Dataset items:
********
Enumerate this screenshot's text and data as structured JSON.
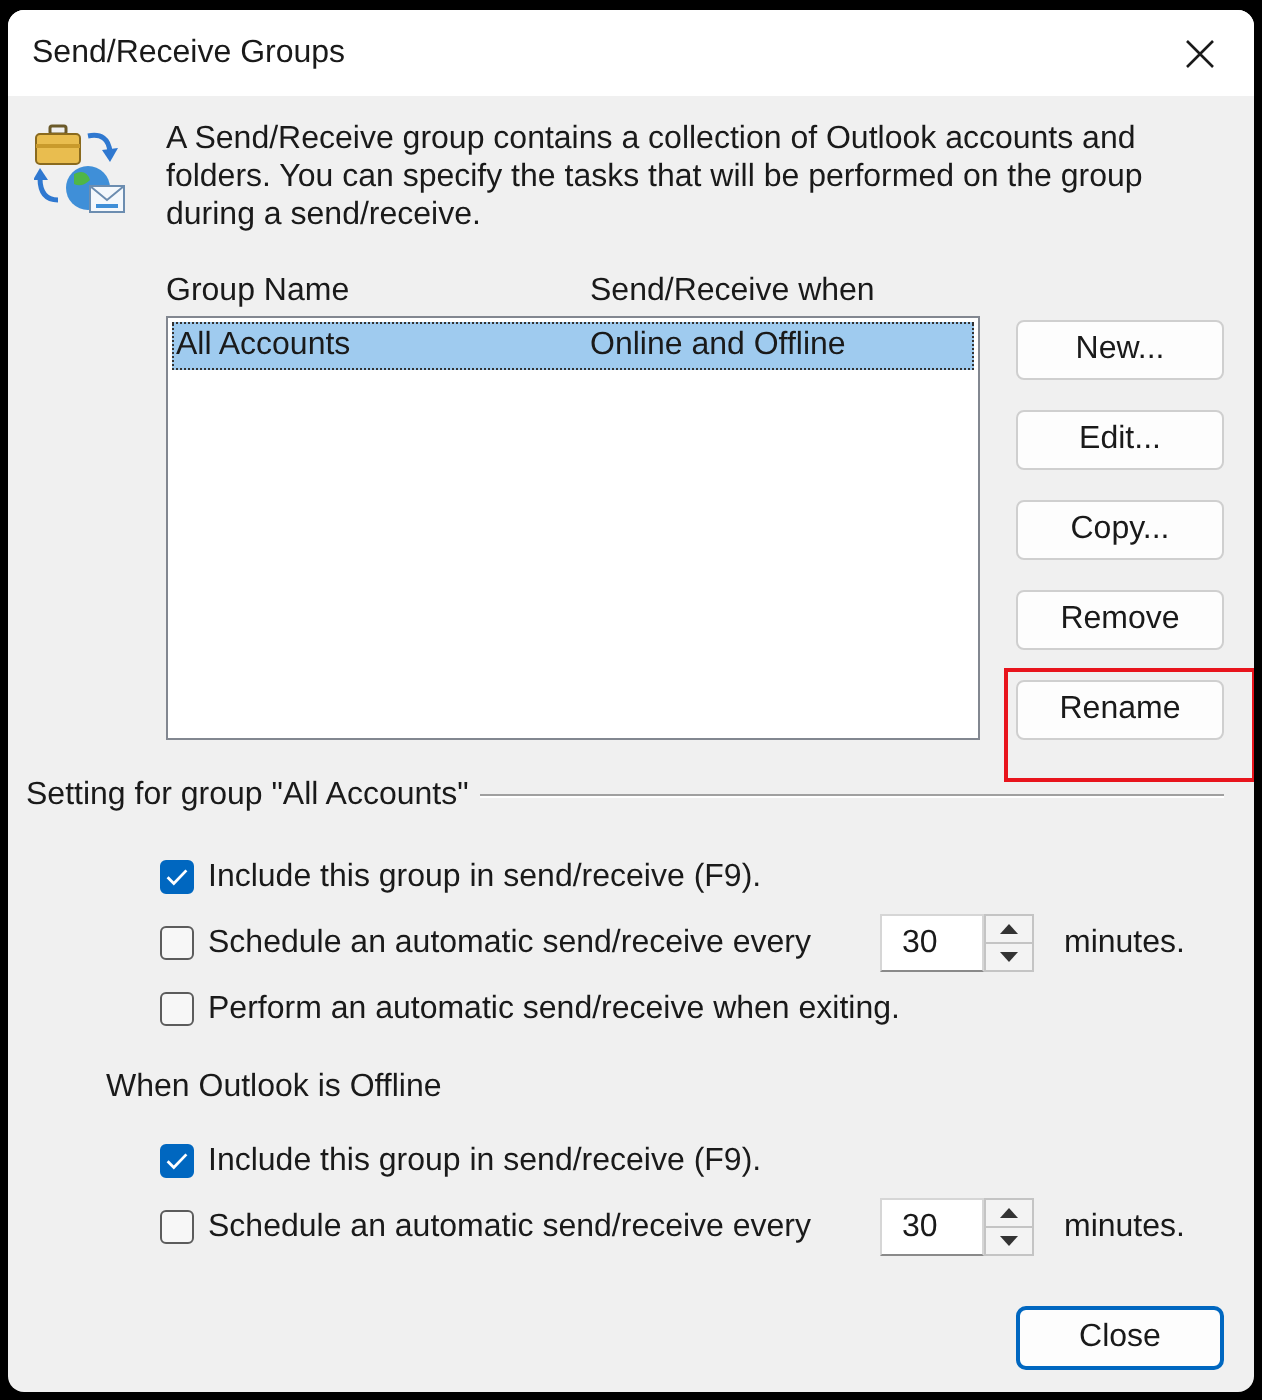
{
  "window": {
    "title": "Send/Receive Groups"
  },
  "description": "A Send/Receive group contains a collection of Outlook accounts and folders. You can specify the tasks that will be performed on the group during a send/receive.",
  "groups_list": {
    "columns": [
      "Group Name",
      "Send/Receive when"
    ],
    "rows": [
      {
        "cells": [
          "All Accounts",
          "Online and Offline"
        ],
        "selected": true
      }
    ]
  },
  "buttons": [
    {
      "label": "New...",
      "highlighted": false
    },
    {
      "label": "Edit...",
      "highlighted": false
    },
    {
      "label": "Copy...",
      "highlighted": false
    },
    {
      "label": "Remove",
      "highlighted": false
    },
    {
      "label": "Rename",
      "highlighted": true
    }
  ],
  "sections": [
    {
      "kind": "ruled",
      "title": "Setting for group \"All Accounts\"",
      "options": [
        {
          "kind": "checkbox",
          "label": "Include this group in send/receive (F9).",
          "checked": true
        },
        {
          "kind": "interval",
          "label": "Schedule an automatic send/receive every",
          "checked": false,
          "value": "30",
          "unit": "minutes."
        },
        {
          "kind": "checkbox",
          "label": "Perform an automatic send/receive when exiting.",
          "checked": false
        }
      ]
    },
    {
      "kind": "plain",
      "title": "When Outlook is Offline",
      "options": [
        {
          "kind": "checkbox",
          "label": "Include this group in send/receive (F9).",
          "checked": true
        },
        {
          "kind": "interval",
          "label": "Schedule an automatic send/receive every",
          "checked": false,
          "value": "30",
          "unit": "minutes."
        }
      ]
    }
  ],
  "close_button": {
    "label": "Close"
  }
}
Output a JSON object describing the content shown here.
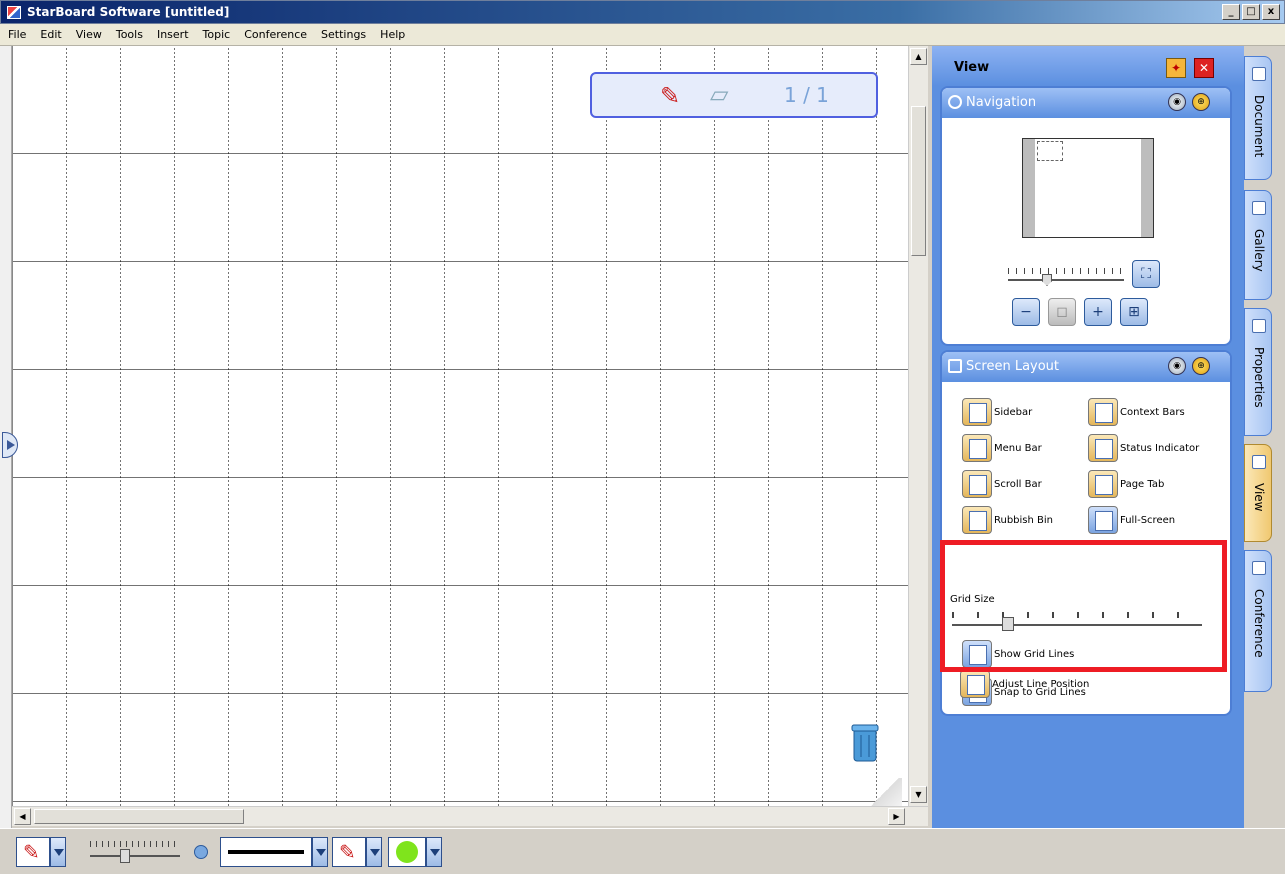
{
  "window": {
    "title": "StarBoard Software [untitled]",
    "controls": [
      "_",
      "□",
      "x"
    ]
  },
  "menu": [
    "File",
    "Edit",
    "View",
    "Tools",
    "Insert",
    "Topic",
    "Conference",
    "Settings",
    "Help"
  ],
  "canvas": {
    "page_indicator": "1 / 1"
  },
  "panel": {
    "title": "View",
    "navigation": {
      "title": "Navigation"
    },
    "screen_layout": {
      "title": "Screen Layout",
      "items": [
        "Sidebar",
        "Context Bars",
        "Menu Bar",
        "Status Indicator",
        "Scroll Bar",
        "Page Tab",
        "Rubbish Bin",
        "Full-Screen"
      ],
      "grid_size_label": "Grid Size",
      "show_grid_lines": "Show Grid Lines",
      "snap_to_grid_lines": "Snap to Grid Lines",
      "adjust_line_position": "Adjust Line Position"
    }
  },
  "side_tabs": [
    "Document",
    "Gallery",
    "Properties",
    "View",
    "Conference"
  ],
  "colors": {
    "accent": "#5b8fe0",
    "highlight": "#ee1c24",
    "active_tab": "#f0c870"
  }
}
********
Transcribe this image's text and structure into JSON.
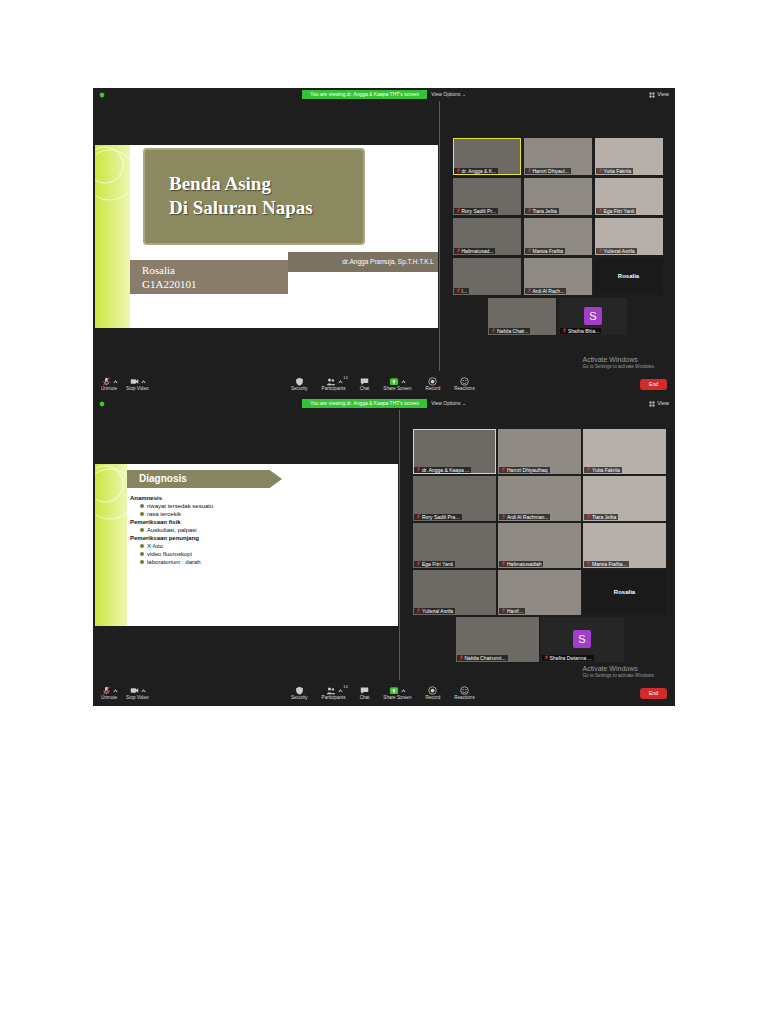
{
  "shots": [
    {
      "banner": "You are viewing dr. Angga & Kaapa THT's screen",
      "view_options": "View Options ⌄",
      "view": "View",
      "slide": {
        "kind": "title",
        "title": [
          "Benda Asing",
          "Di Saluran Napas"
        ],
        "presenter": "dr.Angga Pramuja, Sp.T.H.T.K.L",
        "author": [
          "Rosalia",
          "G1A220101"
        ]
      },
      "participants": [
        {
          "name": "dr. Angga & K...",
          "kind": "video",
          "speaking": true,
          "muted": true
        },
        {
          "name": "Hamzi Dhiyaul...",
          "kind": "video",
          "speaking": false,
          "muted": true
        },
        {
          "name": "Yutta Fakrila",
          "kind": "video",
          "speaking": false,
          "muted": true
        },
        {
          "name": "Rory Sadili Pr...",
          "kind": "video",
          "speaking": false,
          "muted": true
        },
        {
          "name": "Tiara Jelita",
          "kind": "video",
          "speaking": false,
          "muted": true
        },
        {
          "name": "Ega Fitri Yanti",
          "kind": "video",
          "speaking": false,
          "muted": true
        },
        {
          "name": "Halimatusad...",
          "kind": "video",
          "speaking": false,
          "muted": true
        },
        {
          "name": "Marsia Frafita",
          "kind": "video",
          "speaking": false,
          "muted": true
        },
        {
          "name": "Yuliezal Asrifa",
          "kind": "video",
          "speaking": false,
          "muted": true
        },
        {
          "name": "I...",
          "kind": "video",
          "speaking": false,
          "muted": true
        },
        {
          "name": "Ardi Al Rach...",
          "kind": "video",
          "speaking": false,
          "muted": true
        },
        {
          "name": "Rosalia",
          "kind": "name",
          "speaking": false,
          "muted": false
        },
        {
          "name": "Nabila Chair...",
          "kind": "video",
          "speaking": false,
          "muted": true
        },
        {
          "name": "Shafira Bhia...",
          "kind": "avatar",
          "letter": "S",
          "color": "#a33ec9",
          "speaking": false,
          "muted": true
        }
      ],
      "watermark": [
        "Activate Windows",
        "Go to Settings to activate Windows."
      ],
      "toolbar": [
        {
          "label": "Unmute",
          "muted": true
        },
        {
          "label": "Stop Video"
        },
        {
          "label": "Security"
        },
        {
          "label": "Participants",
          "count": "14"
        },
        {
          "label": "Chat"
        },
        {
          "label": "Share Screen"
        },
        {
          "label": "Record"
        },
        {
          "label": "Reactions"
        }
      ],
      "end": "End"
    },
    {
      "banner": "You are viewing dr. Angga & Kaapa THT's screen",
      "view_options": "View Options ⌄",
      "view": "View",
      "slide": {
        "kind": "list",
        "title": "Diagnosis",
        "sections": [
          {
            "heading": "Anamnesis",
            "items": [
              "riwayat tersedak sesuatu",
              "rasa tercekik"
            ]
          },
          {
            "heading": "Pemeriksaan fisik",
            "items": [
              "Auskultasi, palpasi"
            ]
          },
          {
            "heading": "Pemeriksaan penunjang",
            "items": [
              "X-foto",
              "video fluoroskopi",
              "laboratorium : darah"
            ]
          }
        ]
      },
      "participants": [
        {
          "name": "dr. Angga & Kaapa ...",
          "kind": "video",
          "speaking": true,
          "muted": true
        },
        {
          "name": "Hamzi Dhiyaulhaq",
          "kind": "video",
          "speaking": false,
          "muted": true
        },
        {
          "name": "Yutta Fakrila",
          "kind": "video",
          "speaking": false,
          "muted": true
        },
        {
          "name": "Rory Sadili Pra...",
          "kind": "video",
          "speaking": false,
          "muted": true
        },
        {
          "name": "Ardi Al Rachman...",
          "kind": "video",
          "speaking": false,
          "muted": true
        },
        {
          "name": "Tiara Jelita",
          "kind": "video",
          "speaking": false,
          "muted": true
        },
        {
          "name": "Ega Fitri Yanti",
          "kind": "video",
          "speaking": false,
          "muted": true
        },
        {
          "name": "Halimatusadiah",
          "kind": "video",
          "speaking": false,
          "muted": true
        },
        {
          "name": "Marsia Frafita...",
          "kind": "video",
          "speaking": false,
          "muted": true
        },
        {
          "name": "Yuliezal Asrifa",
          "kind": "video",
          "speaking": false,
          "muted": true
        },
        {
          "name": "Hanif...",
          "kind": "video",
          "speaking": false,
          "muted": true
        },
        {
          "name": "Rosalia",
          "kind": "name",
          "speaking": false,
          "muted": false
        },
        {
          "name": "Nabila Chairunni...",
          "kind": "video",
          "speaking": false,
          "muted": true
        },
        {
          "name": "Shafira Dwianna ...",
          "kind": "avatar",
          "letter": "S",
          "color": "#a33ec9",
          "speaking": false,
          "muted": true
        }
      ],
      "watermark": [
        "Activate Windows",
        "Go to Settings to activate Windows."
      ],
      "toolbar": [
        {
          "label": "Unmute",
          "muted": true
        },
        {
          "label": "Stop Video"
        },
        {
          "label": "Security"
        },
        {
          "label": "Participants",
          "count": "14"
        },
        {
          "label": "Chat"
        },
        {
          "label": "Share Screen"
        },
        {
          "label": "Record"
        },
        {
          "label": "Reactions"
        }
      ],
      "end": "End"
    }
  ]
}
********
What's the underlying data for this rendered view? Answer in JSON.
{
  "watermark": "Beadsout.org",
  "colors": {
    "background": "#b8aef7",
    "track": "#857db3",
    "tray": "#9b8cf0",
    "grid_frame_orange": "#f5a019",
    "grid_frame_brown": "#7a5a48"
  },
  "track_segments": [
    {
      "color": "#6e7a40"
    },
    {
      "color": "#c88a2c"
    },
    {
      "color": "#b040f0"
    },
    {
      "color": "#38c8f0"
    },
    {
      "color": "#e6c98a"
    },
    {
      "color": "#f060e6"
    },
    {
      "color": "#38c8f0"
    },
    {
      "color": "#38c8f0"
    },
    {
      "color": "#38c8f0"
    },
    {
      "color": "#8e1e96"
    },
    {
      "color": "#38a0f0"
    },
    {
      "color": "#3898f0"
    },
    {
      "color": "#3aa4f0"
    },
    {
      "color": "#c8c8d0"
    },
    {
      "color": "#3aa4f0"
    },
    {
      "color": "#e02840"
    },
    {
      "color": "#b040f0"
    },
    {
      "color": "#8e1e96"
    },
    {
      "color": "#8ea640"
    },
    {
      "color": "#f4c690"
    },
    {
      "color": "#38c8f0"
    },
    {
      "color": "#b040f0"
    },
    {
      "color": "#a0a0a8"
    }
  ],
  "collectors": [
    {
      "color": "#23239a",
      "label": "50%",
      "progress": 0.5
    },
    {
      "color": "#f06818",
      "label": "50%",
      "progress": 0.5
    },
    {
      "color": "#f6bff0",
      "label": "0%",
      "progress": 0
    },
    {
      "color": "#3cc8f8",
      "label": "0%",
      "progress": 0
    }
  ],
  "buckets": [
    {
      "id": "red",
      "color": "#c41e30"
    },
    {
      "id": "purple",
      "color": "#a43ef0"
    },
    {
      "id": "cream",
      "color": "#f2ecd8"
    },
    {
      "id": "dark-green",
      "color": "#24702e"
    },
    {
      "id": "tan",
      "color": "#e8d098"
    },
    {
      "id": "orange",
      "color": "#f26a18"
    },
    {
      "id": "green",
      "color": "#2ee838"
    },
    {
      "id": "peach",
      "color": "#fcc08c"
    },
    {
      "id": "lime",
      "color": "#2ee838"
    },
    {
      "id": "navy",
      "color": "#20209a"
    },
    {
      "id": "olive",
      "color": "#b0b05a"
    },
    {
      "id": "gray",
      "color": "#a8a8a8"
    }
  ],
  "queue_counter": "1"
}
********
» Job
Extract all lines from the material above that include the word "Rory".

» Response to the task
          "name": "Rory Sadili Pr...",
          "name": "Rory Sadili Pra...",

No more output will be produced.